Every entry must be repeated exactly. Exclude all pictures.

── SUPPLIED DATA

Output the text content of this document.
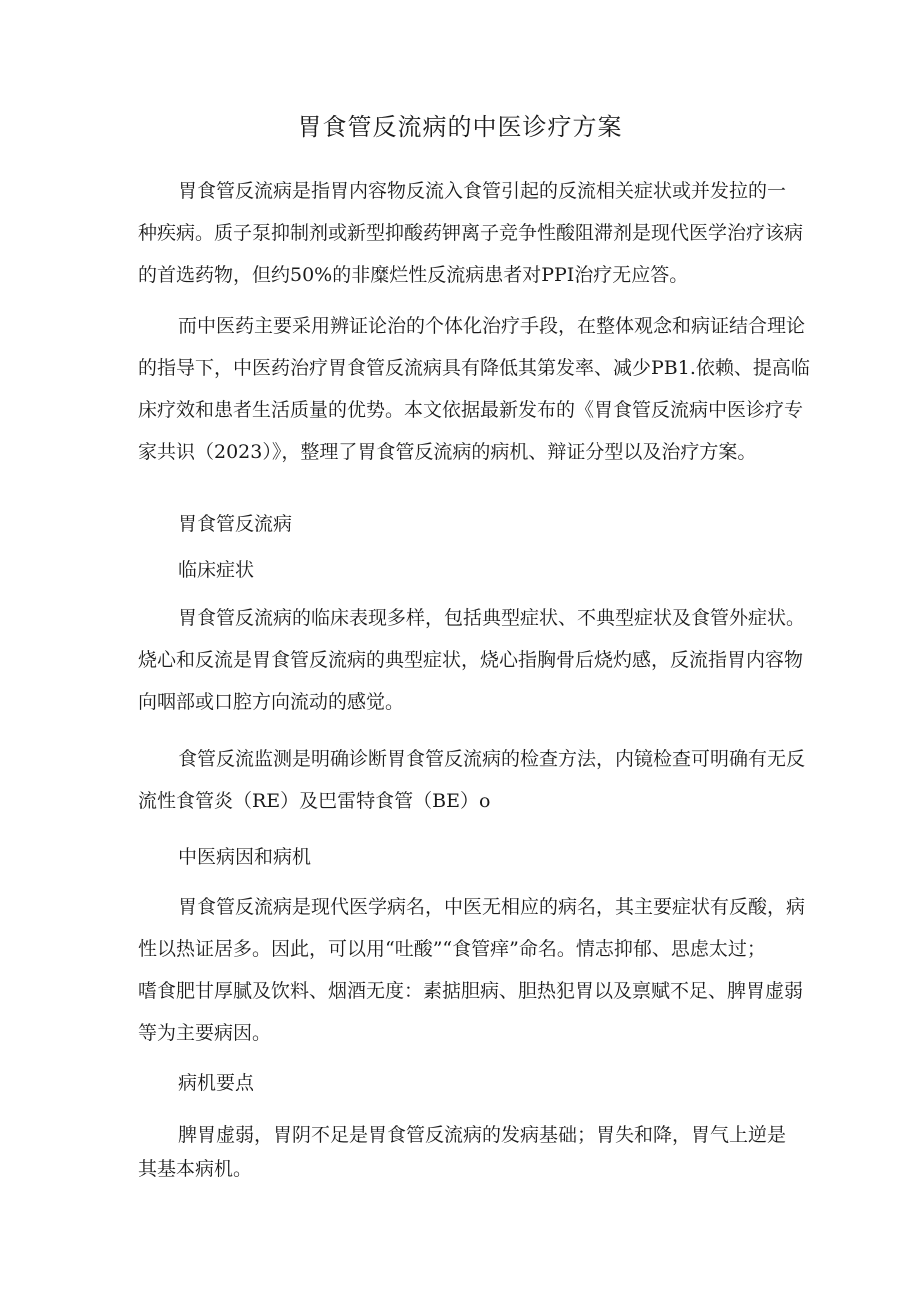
胃食管反流病的中医诊疗方案
胃食管反流病是指胃内容物反流入食管引起的反流相关症状或并发拉的一
种疾病。质子泵抑制剂或新型抑酸药钾离子竞争性酸阻滞剂是现代医学治疗该病
的首选药物，但约50%的非糜烂性反流病患者对PPI治疗无应答。
而中医药主要采用辨证论治的个体化治疗手段，在整体观念和病证结合理论
的指导下，中医药治疗胃食管反流病具有降低其第发率、减少PB1.依赖、提高临
床疗效和患者生活质量的优势。本文依据最新发布的《胃食管反流病中医诊疗专
家共识（2023）》，整理了胃食管反流病的病机、辩证分型以及治疗方案。
胃食管反流病
临床症状
胃食管反流病的临床表现多样，包括典型症状、不典型症状及食管外症状。
烧心和反流是胃食管反流病的典型症状，烧心指胸骨后烧灼感，反流指胃内容物
向咽部或口腔方向流动的感觉。
食管反流监测是明确诊断胃食管反流病的检查方法，内镜检查可明确有无反
流性食管炎（RE）及巴雷特食管（BE）o
中医病因和病机
胃食管反流病是现代医学病名，中医无相应的病名，其主要症状有反酸，病
性以热证居多。因此，可以用“吐酸”“食管痒”命名。情志抑郁、思虑太过；
嗜食肥甘厚腻及饮料、烟酒无度：素掂胆病、胆热犯胃以及禀赋不足、脾胃虚弱
等为主要病因。
病机要点
脾胃虚弱，胃阴不足是胃食管反流病的发病基础；胃失和降，胃气上逆是
其基本病机。
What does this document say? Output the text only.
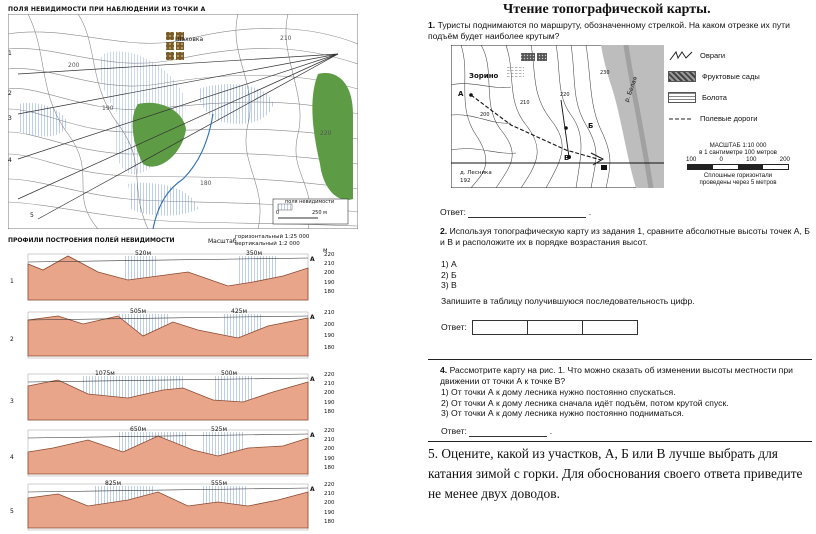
ПОЛЯ НЕВИДИМОСТИ ПРИ НАБЛЮДЕНИИ ИЗ ТОЧКИ А
Шаховка
1
2
3
4
5
поля невидимости
0	250 м
200
190
180
210
220
ПРОФИЛИ ПОСТРОЕНИЯ ПОЛЕЙ НЕВИДИМОСТИ	Масштаб
горизонтальный 1:25 000
вертикальный 1:2 000
м
1
A
520м	350м	220
210
200
190
180
2
A
505м	425м	210
200
190
180
3
A
1075м	500м	220
210
200
190
180
4
A
650м	525м	220
210
200
190
180
5
A
825м	555м	220
210
200
190
180
Чтение топографической карты.
1. Туристы поднимаются по маршруту, обозначенному стрелкой. На каком отрезке их пути подъём будет наиболее крутым?
Зорино	р. Белая
A
Б
B
д. Лесника
192
200
210
220
230
Овраги
Фруктовые сады
Болота
Полевые дороги
МАСШТАБ 1:10 000
в 1 сантиметре 100 метров
100	0	100	200
Сплошные горизонтали
проведены через 5 метров
Ответ:	.
2. Используя топографическую карту из задания 1, сравните абсолютные высоты точек А, Б и В и расположите их в порядке возрастания высот.
1) А
2) Б
3) В
Запишите в таблицу получившуюся последовательность цифр.
Ответ:
4. Рассмотрите карту на рис. 1. Что можно сказать об изменении высоты местности при движении от точки А к точке В?
1) От точки А к дому лесника нужно постоянно спускаться.
2) От точки А к дому лесника сначала идёт подъём, потом крутой спуск.
3) От точки А к дому лесника нужно постоянно подниматься.
Ответ:	.
5. Оцените, какой из участков, А, Б или В лучше выбрать для катания зимой с горки. Для обоснования своего ответа приведите не менее двух доводов.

────

◆ EXERCISE SOLUTION:
Output the text content of this document.
胃食管反流病的中医诊疗方案
胃食管反流病是指胃内容物反流入食管引起的反流相关症状或并发拉的一
种疾病。质子泵抑制剂或新型抑酸药钾离子竞争性酸阻滞剂是现代医学治疗该病
的首选药物，但约50%的非糜烂性反流病患者对PPI治疗无应答。
而中医药主要采用辨证论治的个体化治疗手段，在整体观念和病证结合理论
的指导下，中医药治疗胃食管反流病具有降低其第发率、减少PB1.依赖、提高临
床疗效和患者生活质量的优势。本文依据最新发布的《胃食管反流病中医诊疗专
家共识（2023）》，整理了胃食管反流病的病机、辩证分型以及治疗方案。
胃食管反流病
临床症状
胃食管反流病的临床表现多样，包括典型症状、不典型症状及食管外症状。
烧心和反流是胃食管反流病的典型症状，烧心指胸骨后烧灼感，反流指胃内容物
向咽部或口腔方向流动的感觉。
食管反流监测是明确诊断胃食管反流病的检查方法，内镜检查可明确有无反
流性食管炎（RE）及巴雷特食管（BE）o
中医病因和病机
胃食管反流病是现代医学病名，中医无相应的病名，其主要症状有反酸，病
性以热证居多。因此，可以用“吐酸”“食管痒”命名。情志抑郁、思虑太过；
嗜食肥甘厚腻及饮料、烟酒无度：素掂胆病、胆热犯胃以及禀赋不足、脾胃虚弱
等为主要病因。
病机要点
脾胃虚弱，胃阴不足是胃食管反流病的发病基础；胃失和降，胃气上逆是
其基本病机。
What does this document say? Output the text only.
ПОЛЯ НЕВИДИМОСТИ ПРИ НАБЛЮДЕНИИ ИЗ ТОЧКИ А
Шаховка
1
2
3
4
5
поля невидимости
0	250 м
200
190
180
210
220
ПРОФИЛИ ПОСТРОЕНИЯ ПОЛЕЙ НЕВИДИМОСТИ	Масштаб
горизонтальный 1:25 000
вертикальный 1:2 000
м
1
A
520м	350м	220
210
200
190
180
2
A
505м	425м	210
200
190
180
3
A
1075м	500м	220
210
200
190
180
4
A
650м	525м	220
210
200
190
180
5
A
825м	555м	220
210
200
190
180
Чтение топографической карты.
1. Туристы поднимаются по маршруту, обозначенному стрелкой. На каком отрезке их пути подъём будет наиболее крутым?
Зорино	р. Белая
A
Б
B
д. Лесника
192
200
210
220
230
Овраги
Фруктовые сады
Болота
Полевые дороги
МАСШТАБ 1:10 000
в 1 сантиметре 100 метров
100	0	100	200
Сплошные горизонтали
проведены через 5 метров
Ответ:	.
2. Используя топографическую карту из задания 1, сравните абсолютные высоты точек А, Б и В и расположите их в порядке возрастания высот.
1) А
2) Б
3) В
Запишите в таблицу получившуюся последовательность цифр.
Ответ:
4. Рассмотрите карту на рис. 1. Что можно сказать об изменении высоты местности при движении от точки А к точке В?
1) От точки А к дому лесника нужно постоянно спускаться.
2) От точки А к дому лесника сначала идёт подъём, потом крутой спуск.
3) От точки А к дому лесника нужно постоянно подниматься.
Ответ:	.
5. Оцените, какой из участков, А, Б или В лучше выбрать для катания зимой с горки. Для обоснования своего ответа приведите не менее двух доводов.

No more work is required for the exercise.